Copy out all lines of the records in which the word "Province" appears.

Source data
* start *

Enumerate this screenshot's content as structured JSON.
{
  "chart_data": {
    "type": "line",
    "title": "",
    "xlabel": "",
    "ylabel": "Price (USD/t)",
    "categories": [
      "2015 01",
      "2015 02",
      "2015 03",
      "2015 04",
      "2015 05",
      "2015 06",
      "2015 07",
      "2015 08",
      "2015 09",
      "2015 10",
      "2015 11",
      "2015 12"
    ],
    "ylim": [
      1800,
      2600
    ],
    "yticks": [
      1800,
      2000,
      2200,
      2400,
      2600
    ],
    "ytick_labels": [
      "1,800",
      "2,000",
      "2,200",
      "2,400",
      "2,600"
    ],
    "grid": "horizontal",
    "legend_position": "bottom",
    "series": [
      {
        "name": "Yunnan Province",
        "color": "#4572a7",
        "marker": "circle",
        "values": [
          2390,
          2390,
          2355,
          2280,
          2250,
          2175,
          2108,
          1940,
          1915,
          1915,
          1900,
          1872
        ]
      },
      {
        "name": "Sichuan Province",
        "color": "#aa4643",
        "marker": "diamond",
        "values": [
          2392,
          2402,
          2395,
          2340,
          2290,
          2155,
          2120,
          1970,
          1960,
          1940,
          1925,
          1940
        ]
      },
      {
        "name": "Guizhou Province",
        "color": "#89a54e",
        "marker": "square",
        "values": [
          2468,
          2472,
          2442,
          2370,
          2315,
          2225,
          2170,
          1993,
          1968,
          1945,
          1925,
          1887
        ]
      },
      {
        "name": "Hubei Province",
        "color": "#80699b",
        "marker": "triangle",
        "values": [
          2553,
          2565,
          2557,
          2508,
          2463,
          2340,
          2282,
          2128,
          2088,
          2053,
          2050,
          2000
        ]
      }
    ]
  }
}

* end *

→ EXERCISE OUTPUT:
        "name": "Yunnan Province",
        "name": "Sichuan Province",
        "name": "Guizhou Province",
        "name": "Hubei Province",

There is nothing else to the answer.